[Begin Dataset records]
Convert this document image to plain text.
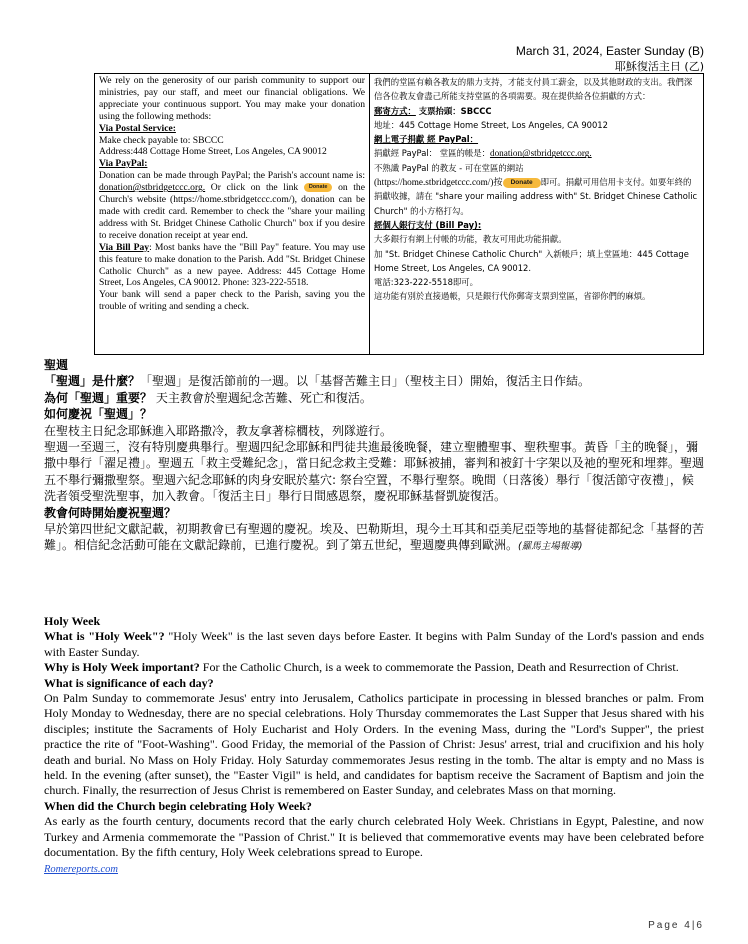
March 31, 2024, Easter Sunday (B)
耶穌復活主日 (乙)
We rely on the generosity of our parish community to support our ministries, pay our staff, and meet our financial obligations. We appreciate your continuous support. You may make your donation using the following methods:
Via Postal Service:
Make check payable to: SBCCC
Address:448 Cottage Home Street, Los Angeles, CA 90012
Via PayPal:
Donation can be made through PayPal; the Parish's account name is: donation@stbridgetccc.org. Or click on the link Donate on the Church's website (https://home.stbridgetccc.com/), donation can be made with credit card. Remember to check the "share your mailing address with St. Bridget Chinese Catholic Church" box if you desire to receive donation receipt at year end.
Via Bill Pay: Most banks have the "Bill Pay" feature. You may use this feature to make donation to the Parish. Add "St. Bridget Chinese Catholic Church" as a new payee. Address: 445 Cottage Home Street, Los Angeles, CA 90012. Phone: 323-222-5518.
Your bank will send a paper check to the Parish, saving you the trouble of writing and sending a check.
我們的堂區有賴各教友的鼎力支持，才能支付員工薪金，以及其他財政的支出。我們深信各位教友會盡己所能支持堂區的各項需要。現在提供給各位捐獻的方式：
郵寄方式： 支票抬頭：SBCCC
地址：445 Cottage Home Street, Los Angeles, CA 90012
網上電子捐獻 經 PayPal：
捐獻經 PayPal： 堂區的帳是：donation@stbridgetccc.org.
不熟識 PayPal 的教友 - 可在堂區的網站
(https://home.stbridgetccc.com/)按 Donate 即可。捐獻可用信用卡支付。如要年終的捐獻收據，請在 "share your mailing address with" St. Bridget Chinese Catholic Church" 的小方格打勾。
經個人銀行支付 (Bill Pay):
大多銀行有網上付帳的功能，教友可用此功能捐獻。
加 "St. Bridget Chinese Catholic Church" 入新帳戶；填上堂區地：445 Cottage Home Street, Los Angeles, CA 90012.
電話:323-222-5518即可。
這功能有別於直接過帳，只是銀行代你郵寄支票到堂區，省卻你們的麻煩。
聖週
「聖週」是什麼？「聖週」是復活節前的一週。以「基督苦難主日」（聖枝主日）開始，復活主日作結。
為何「聖週」重要？ 天主教會於聖週紀念苦難、死亡和復活。
如何慶祝「聖週」？
在聖枝主日紀念耶穌進入耶路撒冷，教友拿著棕櫚枝，列隊遊行。
聖週一至週三，沒有特別慶典舉行。聖週四紀念耶穌和門徒共進最後晚餐，建立聖體聖事、聖秩聖事。黃昏「主的晚餐」，彌撒中舉行「濯足禮」。聖週五「救主受難紀念」，當日紀念救主受難：耶穌被捕，審判和被釘十字架以及祂的聖死和埋葬。聖週五不舉行彌撒聖祭。聖週六紀念耶穌的肉身安眠於墓穴: 祭台空置，不舉行聖祭。晚間（日落後）舉行「復活節守夜禮」，候洗者領受聖洗聖事，加入教會。「復活主日」舉行日間感恩祭，慶祝耶穌基督凱旋復活。
教會何時開始慶祝聖週？
早於第四世紀文獻記載，初期教會已有聖週的慶祝。埃及、巴勒斯坦，現今土耳其和亞美尼亞等地的基督徒都紀念「基督的苦難」。相信紀念活動可能在文獻記錄前，已進行慶祝。到了第五世紀，聖週慶典傳到歐洲。(羅馬主場報導)
Holy Week
What is "Holy Week"? "Holy Week" is the last seven days before Easter. It begins with Palm Sunday of the Lord's passion and ends with Easter Sunday.
Why is Holy Week important? For the Catholic Church, is a week to commemorate the Passion, Death and Resurrection of Christ.
What is significance of each day?
On Palm Sunday to commemorate Jesus' entry into Jerusalem, Catholics participate in processing in blessed branches or palm. From Holy Monday to Wednesday, there are no special celebrations. Holy Thursday commemorates the Last Supper that Jesus shared with his disciples; institute the Sacraments of Holy Eucharist and Holy Orders. In the evening Mass, during the "Lord's Supper", the priest practice the rite of "Foot-Washing". Good Friday, the memorial of the Passion of Christ: Jesus' arrest, trial and crucifixion and his holy death and burial. No Mass on Holy Friday. Holy Saturday commemorates Jesus resting in the tomb. The altar is empty and no Mass is held. In the evening (after sunset), the "Easter Vigil" is held, and candidates for baptism receive the Sacrament of Baptism and join the church. Finally, the resurrection of Jesus Christ is remembered on Easter Sunday, and celebrates Mass on that morning.
When did the Church begin celebrating Holy Week?
As early as the fourth century, documents record that the early church celebrated Holy Week. Christians in Egypt, Palestine, and now Turkey and Armenia commemorate the "Passion of Christ." It is believed that commemorative events may have been celebrated before documentation. By the fifth century, Holy Week celebrations spread to Europe.
Romereports.com
Page 4|6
[End Dataset records]
From the listing above, pick out every line containing "SBCCC".

Make check payable to: SBCCC
郵寄方式： 支票抬頭：SBCCC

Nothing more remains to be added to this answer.